■ **TASK PROMPT**
Transcribe every entry word for word. Skip the pictures.

>> start RECORD LIST

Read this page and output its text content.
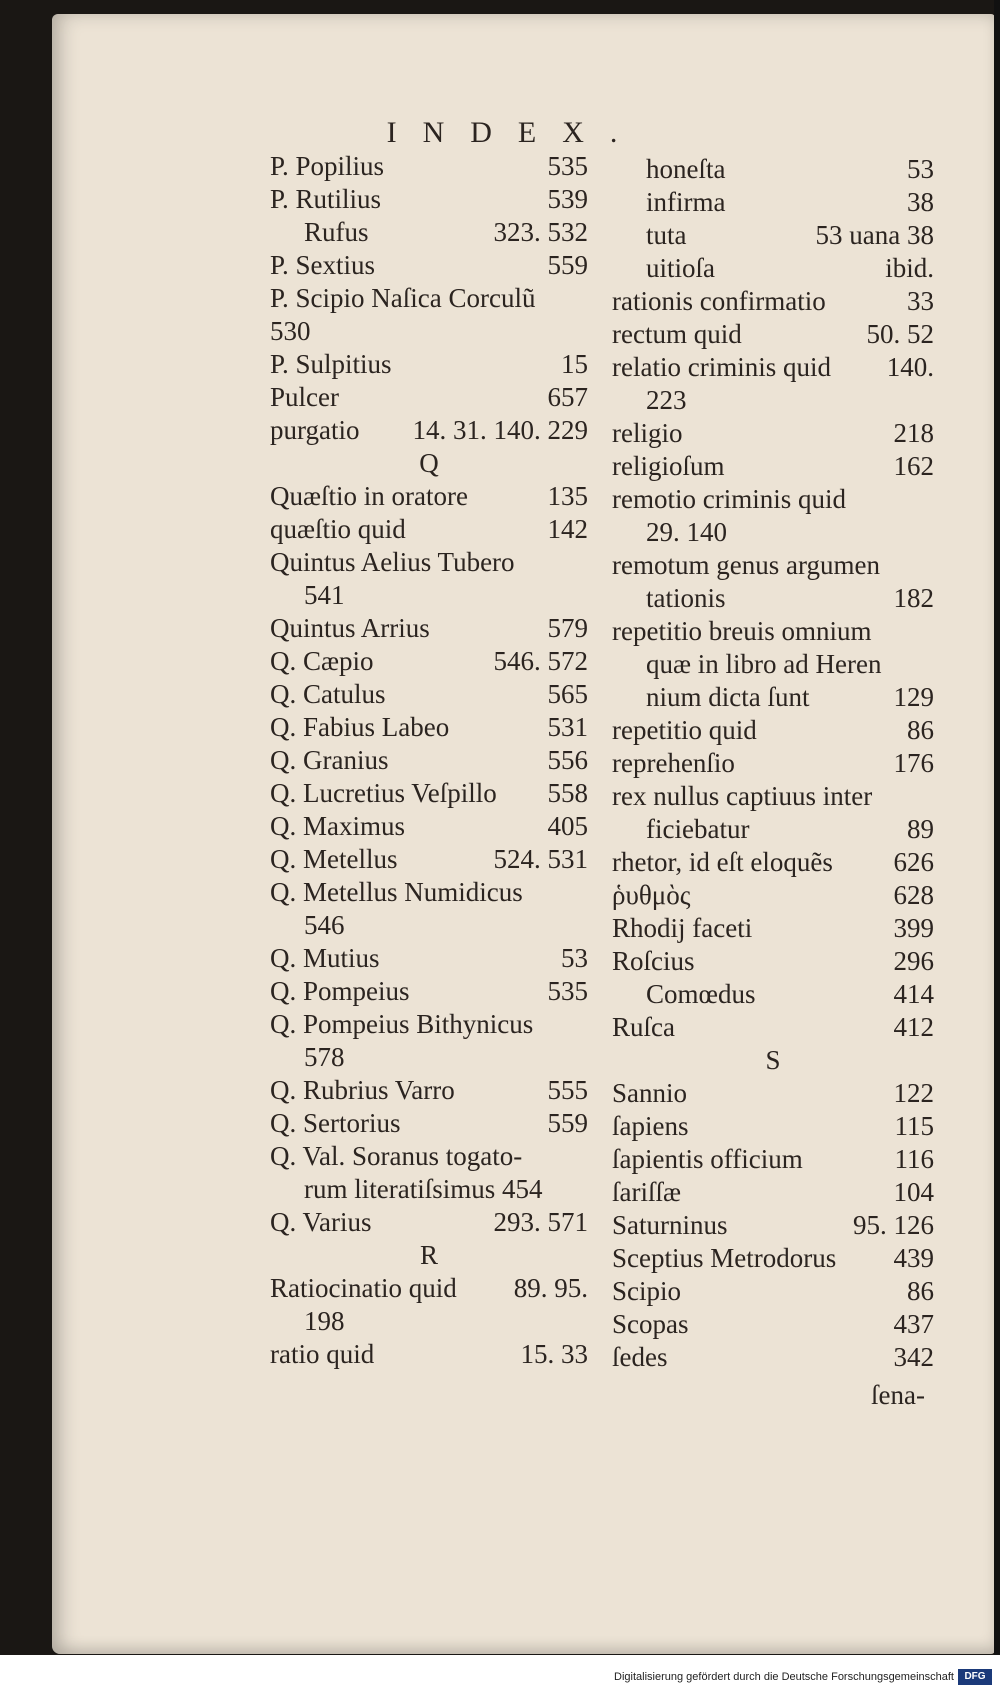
INDEX.
P. Popilius	535
P. Rutilius	539
Rufus	323. 532
P. Sextius	559
P. Scipio Naſica Corculũ
530
P. Sulpitius	15
Pulcer	657
purgatio 14. 31. 140. 229
Q
Quæſtio in oratore	135
quæſtio quid	142
Quintus Aelius Tubero
541
Quintus Arrius	579
Q. Cæpio	546. 572
Q. Catulus	565
Q. Fabius Labeo	531
Q. Granius	556
Q. Lucretius Veſpillo 558
Q. Maximus	405
Q. Metellus	524. 531
Q. Metellus Numidicus
546
Q. Mutius	53
Q. Pompeius	535
Q. Pompeius Bithynicus
578
Q. Rubrius Varro	555
Q. Sertorius	559
Q. Val. Soranus togato-
rum literatiſsimus 454
Q. Varius	293. 571
R
Ratiocinatio quid 89. 95.
198
ratio quid	15. 33
honeſta	53
infirma	38
tuta	53 uana 38
uitioſa	ibid.
rationis confirmatio	33
rectum quid	50. 52
relatio criminis quid 140.
223
religio	218
religioſum	162
remotio criminis quid
29. 140
remotum genus argumen
tationis	182
repetitio breuis omnium
quæ in libro ad Heren
nium dicta ſunt	129
repetitio quid	86
reprehenſio	176
rex nullus captiuus inter
ficiebatur	89
rhetor, id eſt eloquẽs 626
ῥυθμὸς	628
Rhodij faceti	399
Roſcius	296
Comœdus	414
Ruſca	412
S
Sannio	122
ſapiens	115
ſapientis officium	116
ſariſſæ	104
Saturninus	95. 126
Sceptius Metrodorus 439
Scipio	86
Scopas	437
ſedes	342
ſena-
Digitalisierung gefördert durch die Deutsche Forschungsgemeinschaft	DFG
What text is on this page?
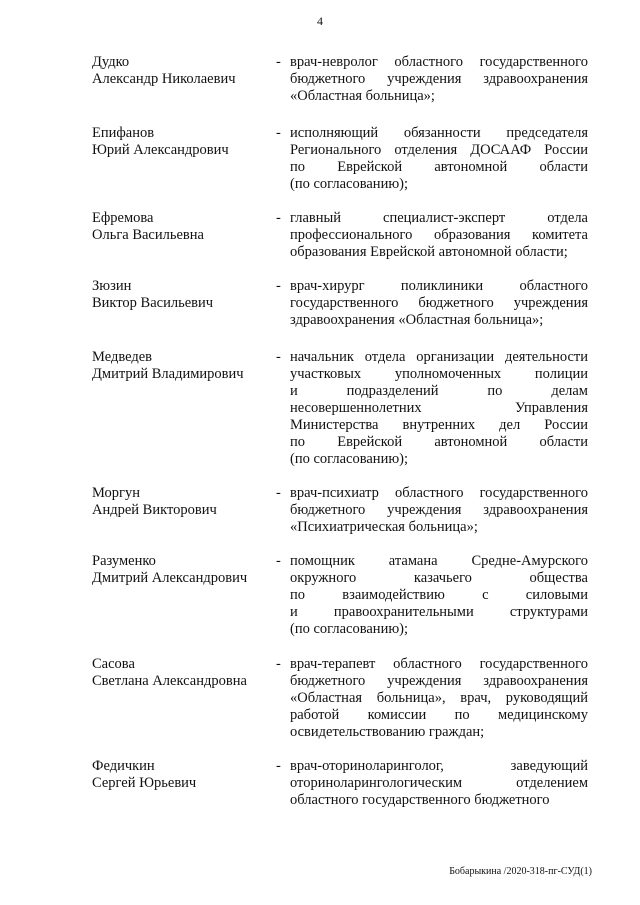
4
Дудко
Александр Николаевич
- врач-невролог областного государственного
бюджетного учреждения здравоохранения
«Областная больница»;
Епифанов
Юрий Александрович
- исполняющий обязанности председателя
Регионального отделения ДОСААФ России
по Еврейской автономной области
(по согласованию);
Ефремова
Ольга Васильевна
- главный специалист-эксперт отдела
профессионального образования комитета
образования Еврейской автономной области;
Зюзин
Виктор Васильевич
- врач-хирург поликлиники областного
государственного бюджетного учреждения
здравоохранения «Областная больница»;
Медведев
Дмитрий Владимирович
- начальник отдела организации деятельности
участковых уполномоченных полиции
и подразделений по делам
несовершеннолетних Управления
Министерства внутренних дел России
по Еврейской автономной области
(по согласованию);
Моргун
Андрей Викторович
- врач-психиатр областного государственного
бюджетного учреждения здравоохранения
«Психиатрическая больница»;
Разуменко
Дмитрий Александрович
- помощник атамана Средне-Амурского
окружного казачьего общества
по взаимодействию с силовыми
и правоохранительными структурами
(по согласованию);
Сасова
Светлана Александровна
- врач-терапевт областного государственного
бюджетного учреждения здравоохранения
«Областная больница», врач, руководящий
работой комиссии по медицинскому
освидетельствованию граждан;
Федичкин
Сергей Юрьевич
- врач-оториноларинголог, заведующий
оториноларингологическим отделением
областного государственного бюджетного
Бобарыкина /2020-318-пг-СУД(1)
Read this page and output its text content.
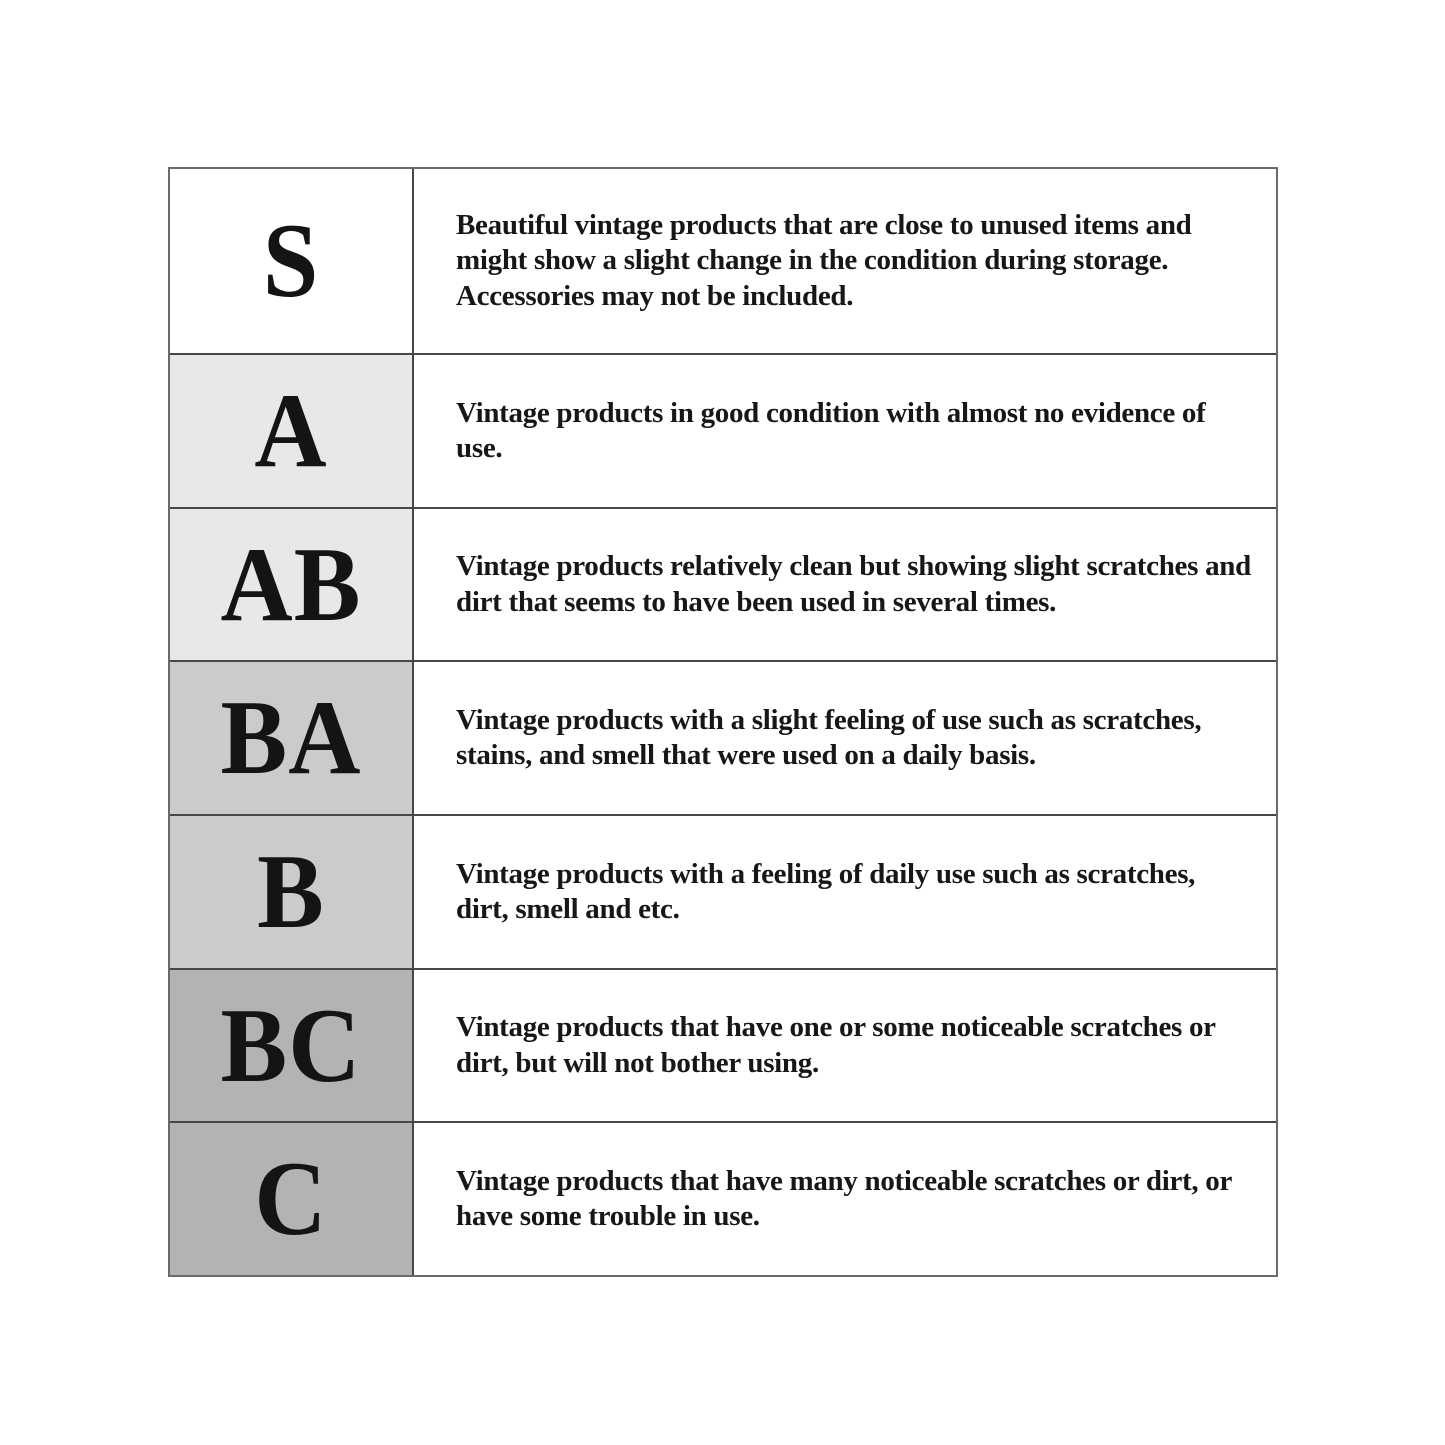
S	Beautiful vintage products that are close to unused items and might show a slight change in the condition during storage. Accessories may not be included.

A	Vintage products in good condition with almost no evidence of use.

AB	Vintage products relatively clean but showing slight scratches and dirt that seems to have been used in several times.

BA	Vintage products with a slight feeling of use such as scratches, stains, and smell that were used on a daily basis.

B	Vintage products with a feeling of daily use such as scratches, dirt, smell and etc.

BC	Vintage products that have one or some noticeable scratches or dirt, but will not bother using.

C	Vintage products that have many noticeable scratches or dirt, or have some trouble in use.
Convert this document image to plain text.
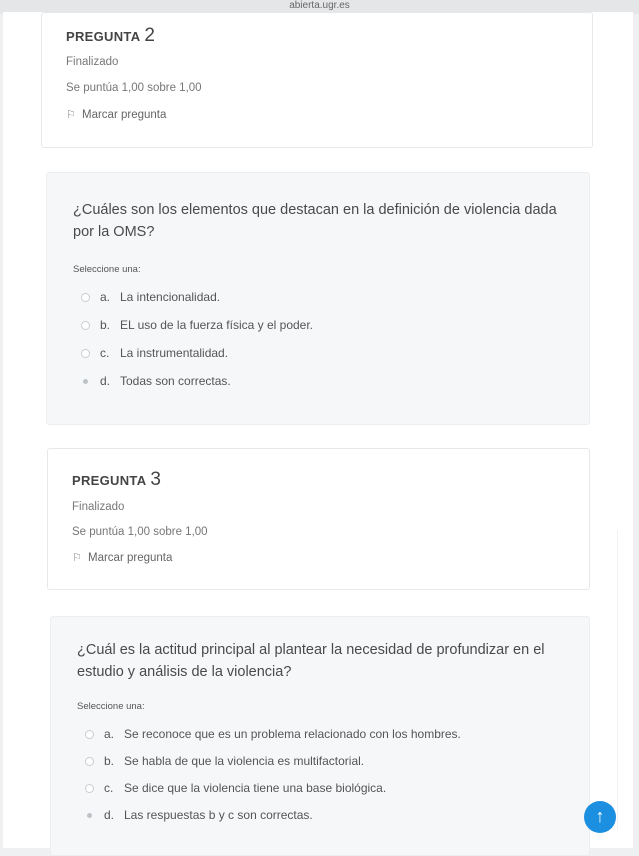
abierta.ugr.es
PREGUNTA 2
Finalizado
Se puntúa 1,00 sobre 1,00
⚐ Marcar pregunta
¿Cuáles son los elementos que destacan en la definición de violencia dada por la OMS?
Seleccione una:
a. La intencionalidad.
b. EL uso de la fuerza física y el poder.
c. La instrumentalidad.
d. Todas son correctas.
PREGUNTA 3
Finalizado
Se puntúa 1,00 sobre 1,00
⚐ Marcar pregunta
¿Cuál es la actitud principal al plantear la necesidad de profundizar en el estudio y análisis de la violencia?
Seleccione una:
a. Se reconoce que es un problema relacionado con los hombres.
b. Se habla de que la violencia es multifactorial.
c. Se dice que la violencia tiene una base biológica.
d. Las respuestas b y c son correctas.	↑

>> end RECORD LIST

■ **FINAL RESULT**
Read this page and output its text content.
INDEX.
P. Popilius	535
P. Rutilius	539
Rufus	323. 532
P. Sextius	559
P. Scipio Naſica Corculũ
530
P. Sulpitius	15
Pulcer	657
purgatio 14. 31. 140. 229
Q
Quæſtio in oratore	135
quæſtio quid	142
Quintus Aelius Tubero
541
Quintus Arrius	579
Q. Cæpio	546. 572
Q. Catulus	565
Q. Fabius Labeo	531
Q. Granius	556
Q. Lucretius Veſpillo 558
Q. Maximus	405
Q. Metellus	524. 531
Q. Metellus Numidicus
546
Q. Mutius	53
Q. Pompeius	535
Q. Pompeius Bithynicus
578
Q. Rubrius Varro	555
Q. Sertorius	559
Q. Val. Soranus togato-
rum literatiſsimus 454
Q. Varius	293. 571
R
Ratiocinatio quid 89. 95.
198
ratio quid	15. 33
honeſta	53
infirma	38
tuta	53 uana 38
uitioſa	ibid.
rationis confirmatio	33
rectum quid	50. 52
relatio criminis quid 140.
223
religio	218
religioſum	162
remotio criminis quid
29. 140
remotum genus argumen
tationis	182
repetitio breuis omnium
quæ in libro ad Heren
nium dicta ſunt	129
repetitio quid	86
reprehenſio	176
rex nullus captiuus inter
ficiebatur	89
rhetor, id eſt eloquẽs 626
ῥυθμὸς	628
Rhodij faceti	399
Roſcius	296
Comœdus	414
Ruſca	412
S
Sannio	122
ſapiens	115
ſapientis officium	116
ſariſſæ	104
Saturninus	95. 126
Sceptius Metrodorus 439
Scipio	86
Scopas	437
ſedes	342
ſena-
Digitalisierung gefördert durch die Deutsche Forschungsgemeinschaft	DFG
What text is on this page?
4
Дудко
Александр Николаевич
- врач-невролог областного государственного
бюджетного учреждения здравоохранения
«Областная больница»;
Епифанов
Юрий Александрович
- исполняющий обязанности председателя
Регионального отделения ДОСААФ России
по Еврейской автономной области
(по согласованию);
Ефремова
Ольга Васильевна
- главный специалист-эксперт отдела
профессионального образования комитета
образования Еврейской автономной области;
Зюзин
Виктор Васильевич
- врач-хирург поликлиники областного
государственного бюджетного учреждения
здравоохранения «Областная больница»;
Медведев
Дмитрий Владимирович
- начальник отдела организации деятельности
участковых уполномоченных полиции
и подразделений по делам
несовершеннолетних Управления
Министерства внутренних дел России
по Еврейской автономной области
(по согласованию);
Моргун
Андрей Викторович
- врач-психиатр областного государственного
бюджетного учреждения здравоохранения
«Психиатрическая больница»;
Разуменко
Дмитрий Александрович
- помощник атамана Средне-Амурского
окружного казачьего общества
по взаимодействию с силовыми
и правоохранительными структурами
(по согласованию);
Сасова
Светлана Александровна
- врач-терапевт областного государственного
бюджетного учреждения здравоохранения
«Областная больница», врач, руководящий
работой комиссии по медицинскому
освидетельствованию граждан;
Федичкин
Сергей Юрьевич
- врач-оториноларинголог, заведующий
оториноларингологическим отделением
областного государственного бюджетного
Бобарыкина /2020-318-пг-СУД(1)
Read this page and output its text content.
S	Beautiful vintage products that are close to unused items and might show a slight change in the condition during storage. Accessories may not be included.

A	Vintage products in good condition with almost no evidence of use.

AB	Vintage products relatively clean but showing slight scratches and dirt that seems to have been used in several times.

BA	Vintage products with a slight feeling of use such as scratches, stains, and smell that were used on a daily basis.

B	Vintage products with a feeling of daily use such as scratches, dirt, smell and etc.

BC	Vintage products that have one or some noticeable scratches or dirt, but will not bother using.

C	Vintage products that have many noticeable scratches or dirt, or have some trouble in use.
Convert this document image to plain text.
abierta.ugr.es
PREGUNTA 2
Finalizado
Se puntúa 1,00 sobre 1,00
⚐ Marcar pregunta
¿Cuáles son los elementos que destacan en la definición de violencia dada por la OMS?
Seleccione una:
a. La intencionalidad.
b. EL uso de la fuerza física y el poder.
c. La instrumentalidad.
d. Todas son correctas.
PREGUNTA 3
Finalizado
Se puntúa 1,00 sobre 1,00
⚐ Marcar pregunta
¿Cuál es la actitud principal al plantear la necesidad de profundizar en el estudio y análisis de la violencia?
Seleccione una:
a. Se reconoce que es un problema relacionado con los hombres.
b. Se habla de que la violencia es multifactorial.
c. Se dice que la violencia tiene una base biológica.
d. Las respuestas b y c son correctas.	↑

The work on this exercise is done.